- _What the task requires_:
Search the material for the word "JSON" and report each line where it turns up.

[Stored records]
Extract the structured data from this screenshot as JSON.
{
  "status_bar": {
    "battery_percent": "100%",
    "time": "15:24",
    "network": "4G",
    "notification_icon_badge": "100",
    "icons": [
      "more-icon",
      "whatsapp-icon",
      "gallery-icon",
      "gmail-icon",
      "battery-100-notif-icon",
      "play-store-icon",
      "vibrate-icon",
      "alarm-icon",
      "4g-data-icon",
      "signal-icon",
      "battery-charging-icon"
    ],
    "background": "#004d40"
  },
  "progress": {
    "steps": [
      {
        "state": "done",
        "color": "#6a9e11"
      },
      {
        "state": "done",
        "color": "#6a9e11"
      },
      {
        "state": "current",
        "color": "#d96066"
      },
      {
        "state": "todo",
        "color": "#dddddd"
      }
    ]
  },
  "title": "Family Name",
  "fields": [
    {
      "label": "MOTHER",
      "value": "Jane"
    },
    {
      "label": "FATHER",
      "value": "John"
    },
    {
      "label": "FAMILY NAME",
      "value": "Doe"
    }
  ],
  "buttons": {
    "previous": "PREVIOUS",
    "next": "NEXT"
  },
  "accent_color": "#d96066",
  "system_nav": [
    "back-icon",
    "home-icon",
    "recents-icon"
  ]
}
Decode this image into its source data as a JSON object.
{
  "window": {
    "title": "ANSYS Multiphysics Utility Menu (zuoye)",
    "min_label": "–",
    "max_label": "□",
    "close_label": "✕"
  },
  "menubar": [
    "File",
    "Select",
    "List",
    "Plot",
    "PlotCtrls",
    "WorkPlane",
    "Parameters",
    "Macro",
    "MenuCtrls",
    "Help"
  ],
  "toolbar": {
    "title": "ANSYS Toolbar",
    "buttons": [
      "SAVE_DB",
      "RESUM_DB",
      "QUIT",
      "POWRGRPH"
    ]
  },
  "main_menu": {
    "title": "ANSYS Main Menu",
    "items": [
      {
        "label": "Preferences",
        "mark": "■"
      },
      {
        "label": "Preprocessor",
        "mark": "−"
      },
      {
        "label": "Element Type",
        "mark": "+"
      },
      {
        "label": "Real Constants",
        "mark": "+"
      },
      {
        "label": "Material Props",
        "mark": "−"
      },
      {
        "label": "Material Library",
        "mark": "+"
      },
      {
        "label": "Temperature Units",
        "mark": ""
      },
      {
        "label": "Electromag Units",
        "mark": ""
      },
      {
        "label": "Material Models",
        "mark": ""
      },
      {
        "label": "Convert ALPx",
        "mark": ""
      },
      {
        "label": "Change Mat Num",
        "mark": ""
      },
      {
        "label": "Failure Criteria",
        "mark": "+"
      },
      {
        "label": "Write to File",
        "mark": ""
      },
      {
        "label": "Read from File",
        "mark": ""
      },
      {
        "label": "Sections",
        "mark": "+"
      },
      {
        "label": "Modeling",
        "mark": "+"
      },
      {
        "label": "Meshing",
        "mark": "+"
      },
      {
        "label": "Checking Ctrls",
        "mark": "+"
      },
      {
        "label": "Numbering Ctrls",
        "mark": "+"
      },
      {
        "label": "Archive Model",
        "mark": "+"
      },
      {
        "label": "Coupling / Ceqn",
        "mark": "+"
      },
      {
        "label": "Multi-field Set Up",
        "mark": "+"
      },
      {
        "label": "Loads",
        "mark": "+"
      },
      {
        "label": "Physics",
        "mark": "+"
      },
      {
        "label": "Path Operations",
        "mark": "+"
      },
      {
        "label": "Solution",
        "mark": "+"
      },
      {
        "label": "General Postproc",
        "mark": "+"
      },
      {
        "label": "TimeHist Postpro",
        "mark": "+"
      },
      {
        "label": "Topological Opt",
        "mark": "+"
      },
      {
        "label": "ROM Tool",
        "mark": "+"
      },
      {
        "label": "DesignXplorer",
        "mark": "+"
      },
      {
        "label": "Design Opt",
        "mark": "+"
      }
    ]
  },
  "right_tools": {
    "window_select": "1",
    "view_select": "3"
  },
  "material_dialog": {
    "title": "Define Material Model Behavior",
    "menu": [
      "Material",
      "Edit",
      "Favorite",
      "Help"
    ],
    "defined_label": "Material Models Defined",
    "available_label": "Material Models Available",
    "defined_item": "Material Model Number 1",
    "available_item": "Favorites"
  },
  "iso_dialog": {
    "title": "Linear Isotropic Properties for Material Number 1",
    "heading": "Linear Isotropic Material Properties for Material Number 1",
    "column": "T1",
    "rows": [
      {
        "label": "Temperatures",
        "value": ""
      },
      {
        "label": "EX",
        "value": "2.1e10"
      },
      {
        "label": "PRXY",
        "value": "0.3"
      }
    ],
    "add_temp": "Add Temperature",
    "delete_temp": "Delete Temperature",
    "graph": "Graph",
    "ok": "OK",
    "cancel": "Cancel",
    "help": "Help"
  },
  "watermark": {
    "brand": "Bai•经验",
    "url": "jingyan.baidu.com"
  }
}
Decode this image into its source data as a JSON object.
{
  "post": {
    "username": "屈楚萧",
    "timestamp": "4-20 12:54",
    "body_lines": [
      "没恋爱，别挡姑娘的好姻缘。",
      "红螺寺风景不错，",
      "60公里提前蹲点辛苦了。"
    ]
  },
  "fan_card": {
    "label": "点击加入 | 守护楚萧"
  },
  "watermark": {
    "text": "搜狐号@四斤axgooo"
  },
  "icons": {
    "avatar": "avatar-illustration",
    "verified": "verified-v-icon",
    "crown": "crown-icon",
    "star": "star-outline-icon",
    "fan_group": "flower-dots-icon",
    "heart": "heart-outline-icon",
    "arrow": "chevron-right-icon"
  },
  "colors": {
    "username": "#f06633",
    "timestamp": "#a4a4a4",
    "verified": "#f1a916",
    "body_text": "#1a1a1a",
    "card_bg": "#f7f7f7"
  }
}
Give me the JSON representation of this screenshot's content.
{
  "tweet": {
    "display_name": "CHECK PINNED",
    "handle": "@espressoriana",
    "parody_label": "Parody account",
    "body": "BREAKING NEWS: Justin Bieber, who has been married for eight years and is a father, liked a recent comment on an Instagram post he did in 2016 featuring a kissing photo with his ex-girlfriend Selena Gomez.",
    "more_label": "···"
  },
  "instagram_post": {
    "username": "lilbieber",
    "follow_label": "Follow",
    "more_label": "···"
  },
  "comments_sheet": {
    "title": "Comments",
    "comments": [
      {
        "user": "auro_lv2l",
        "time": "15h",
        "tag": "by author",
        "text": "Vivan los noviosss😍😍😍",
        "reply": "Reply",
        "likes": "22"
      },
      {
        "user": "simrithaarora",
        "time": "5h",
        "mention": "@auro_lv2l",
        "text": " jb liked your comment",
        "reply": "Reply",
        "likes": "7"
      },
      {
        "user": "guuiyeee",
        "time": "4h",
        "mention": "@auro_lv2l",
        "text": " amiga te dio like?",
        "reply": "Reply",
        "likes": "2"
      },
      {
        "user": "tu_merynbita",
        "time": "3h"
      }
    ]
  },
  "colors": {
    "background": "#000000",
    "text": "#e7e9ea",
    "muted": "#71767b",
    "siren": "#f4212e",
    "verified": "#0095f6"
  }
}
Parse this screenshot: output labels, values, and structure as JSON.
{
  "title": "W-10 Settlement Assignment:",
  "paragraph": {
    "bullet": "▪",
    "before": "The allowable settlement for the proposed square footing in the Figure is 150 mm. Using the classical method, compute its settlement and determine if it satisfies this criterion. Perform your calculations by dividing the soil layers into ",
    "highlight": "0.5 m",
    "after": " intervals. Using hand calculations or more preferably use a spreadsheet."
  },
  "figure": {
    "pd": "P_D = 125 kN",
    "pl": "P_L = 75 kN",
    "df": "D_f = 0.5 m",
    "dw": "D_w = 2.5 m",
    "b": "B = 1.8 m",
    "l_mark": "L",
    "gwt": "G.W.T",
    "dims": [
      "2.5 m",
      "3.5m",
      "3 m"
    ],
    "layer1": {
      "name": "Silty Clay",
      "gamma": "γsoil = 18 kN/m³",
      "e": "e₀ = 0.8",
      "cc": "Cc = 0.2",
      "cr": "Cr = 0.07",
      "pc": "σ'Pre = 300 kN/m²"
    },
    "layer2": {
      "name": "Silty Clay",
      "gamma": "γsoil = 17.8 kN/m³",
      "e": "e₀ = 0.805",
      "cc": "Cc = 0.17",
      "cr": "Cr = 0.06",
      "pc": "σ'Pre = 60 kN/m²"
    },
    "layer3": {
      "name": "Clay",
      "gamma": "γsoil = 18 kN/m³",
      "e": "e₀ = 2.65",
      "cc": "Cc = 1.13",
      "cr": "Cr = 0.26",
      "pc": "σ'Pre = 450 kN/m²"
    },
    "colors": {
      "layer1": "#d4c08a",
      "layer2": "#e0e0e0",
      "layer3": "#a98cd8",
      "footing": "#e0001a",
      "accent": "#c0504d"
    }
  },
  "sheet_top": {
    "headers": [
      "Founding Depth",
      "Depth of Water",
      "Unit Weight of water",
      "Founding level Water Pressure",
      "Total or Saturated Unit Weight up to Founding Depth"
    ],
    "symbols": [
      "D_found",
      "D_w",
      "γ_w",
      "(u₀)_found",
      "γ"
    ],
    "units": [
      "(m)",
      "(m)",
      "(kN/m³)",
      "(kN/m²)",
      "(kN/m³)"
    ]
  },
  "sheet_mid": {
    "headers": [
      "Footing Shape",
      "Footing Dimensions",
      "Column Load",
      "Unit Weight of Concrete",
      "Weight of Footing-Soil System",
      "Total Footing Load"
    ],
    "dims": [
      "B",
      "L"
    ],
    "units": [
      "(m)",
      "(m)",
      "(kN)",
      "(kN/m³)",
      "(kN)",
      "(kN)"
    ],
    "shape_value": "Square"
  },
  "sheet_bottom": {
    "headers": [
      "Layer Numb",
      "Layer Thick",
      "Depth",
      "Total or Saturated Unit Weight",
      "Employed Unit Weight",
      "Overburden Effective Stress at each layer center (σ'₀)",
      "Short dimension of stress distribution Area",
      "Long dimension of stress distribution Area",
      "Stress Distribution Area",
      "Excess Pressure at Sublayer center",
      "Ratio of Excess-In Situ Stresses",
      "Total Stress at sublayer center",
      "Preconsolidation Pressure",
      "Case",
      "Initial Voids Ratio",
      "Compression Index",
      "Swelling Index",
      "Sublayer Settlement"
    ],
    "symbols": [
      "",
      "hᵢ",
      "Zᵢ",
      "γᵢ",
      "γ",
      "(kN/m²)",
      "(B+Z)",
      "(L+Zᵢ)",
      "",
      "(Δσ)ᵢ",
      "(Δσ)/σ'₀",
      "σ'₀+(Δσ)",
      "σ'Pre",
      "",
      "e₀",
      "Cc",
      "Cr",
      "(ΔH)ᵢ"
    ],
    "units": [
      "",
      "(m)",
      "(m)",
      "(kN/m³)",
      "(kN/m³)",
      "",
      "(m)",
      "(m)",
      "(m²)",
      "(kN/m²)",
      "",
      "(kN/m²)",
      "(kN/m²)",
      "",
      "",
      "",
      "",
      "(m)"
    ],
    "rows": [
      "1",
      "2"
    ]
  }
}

- _Answer_:
Extract the structured data from this screenshot as JSON.
Decode this image into its source data as a JSON object.
Decode this image into its source data as a JSON object.
Give me the JSON representation of this screenshot's content.
Parse this screenshot: output labels, values, and structure as JSON.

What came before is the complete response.